▸ **Task statement**
Rewrite the part of the dropped-balls thread starting at "A small ball" and ending at "the small ball?", swapping "larger ball" for "heavier ball" wherever it occurs.

▸ **Extract to read**
>>>>

A small ball of mass m is aligned above a larger ball of mass M = 0.77 kg (with a slight separation, as with the baseball and basketball), and the two are dropped simultaneously from height h = 2.1 m. (Assume the radius of each ball is negligible relative to h.)
(a) If the larger ball rebounds elastically from the floor and then the small ball rebounds elastically from the larger ball, what value of m results in the larger ball stopping when it collides with the small ball?
kg
(b) What is the maximum height the small ball then reaches?
m
2007-03-06 12:32:31 · 2 answers · asked by x2carlosp 2 in Science & Mathematics ➔ Physics
actually i already figured it out, but if somebody can give me the explanations i guess u can get the best answer points.....
a) 0.257kg
b) 8.4m
2007-03-06 12:42:15 · update #1
♠ kin energy of M-ball is the same as its pot energy, that is
0.5*M*V^2 = Mgh, hence V^2=2gh;
since V is not dependent of mass the speed of m-ball is also V;
♣ now all this bound-rebound stuff is just lyrics to muddle our brain; and we can re-word the problem like this;
“M-ball and m-ball collide head-to-head, both having speed V;
what is mass m if M-ball stops after collision?”
♦ then momentum conserv law says:
M*V - m*V = M*0+m*u,
where u is new speed of m-ball after collision;
thus u=(M-m)*V/m;
And energy conserv law says:
0.5m*V^2 +0.5M*V^2 = 0.5M*0^2 +0.5m*u^2;
thence m*V^2+M*V^2 = m*{(M-m)*V /m}^2; or deleting V^2;
m^2 +m*M =M^2 –2m*M +m^2, hence m=M/3 =0.77/3 =0.257kg;
and u =(2M/3)*V/(M/3) =2V= 2*sqrt(2gh) – (see ♠);
♥ now forget M-ball;
here m-ball with kin energy
0.5m*u^2 =0.5m*(2V)^2 =4mgh
will stop with pot energy mgH reaching altitude H;
thus mgH=4mgh, hence H=4h =8.4 m;
2007-03-06 15:46:10 · answer #1 · answered by Anonymous · 0⤊ 0⤋
Not so hard, the smaller ball is equal to the mass of the larger ball divided by 3.
Proof:
conservation of momentum with the large mass having zero velocity after collision. Note that the two masses have the same speed with opposite direction under the assumptions you stated.
so
(ml-ms)*V=ms*vs
where ml is the large, ms the small
V is the velocity at collision (sqrt(2*g*h))
and vs is the velocity of the small mass after collision
solving for vs,
vs=(ml-ms)*V/ms
Conservation of energy with the large mass having zero kinetic after collision:
I'll skip a bunch of algebra
(ml+ms)*V^2=ms*vs^2
plugging in vs from the top
ml*ms+ms^2=ml^2-2*ml*ms+ms^2
note that the answer is independent of the height of the drop
simplifying
3*ml*ms=ml^2
ms=ml/3
The return height is simply the translation of all of the potential energy of both balls converted into potential energy of the small ball (yawn)
g*h*(ml+ms)=g*d*ms
recall
ml=3*ms
so
d=h*4
j
2007-03-06 21:06:03 · answer #2 · answered by odu83 7 · 0⤊ 0⤋

<<<<

▸ **Material provided**

>>>>

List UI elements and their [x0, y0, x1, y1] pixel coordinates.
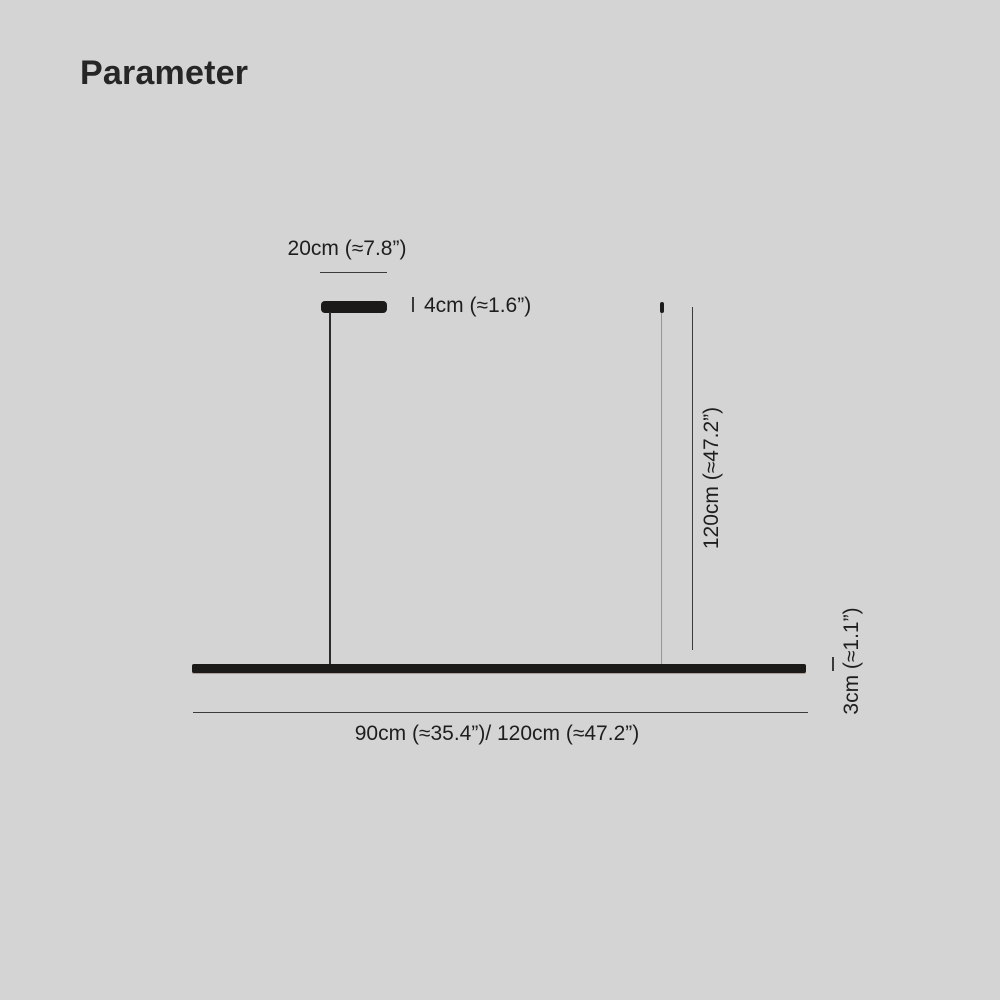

<<<<

▸ **Reply**
A small ball of mass m is aligned above a heavier ball of mass M = 0.77 kg (with a slight separation, as with the baseball and basketball), and the two are dropped simultaneously from height h = 2.1 m. (Assume the radius of each ball is negligible relative to h.)
(a) If the heavier ball rebounds elastically from the floor and then the small ball rebounds elastically from the heavier ball, what value of m results in the heavier ball stopping when it collides with the small ball?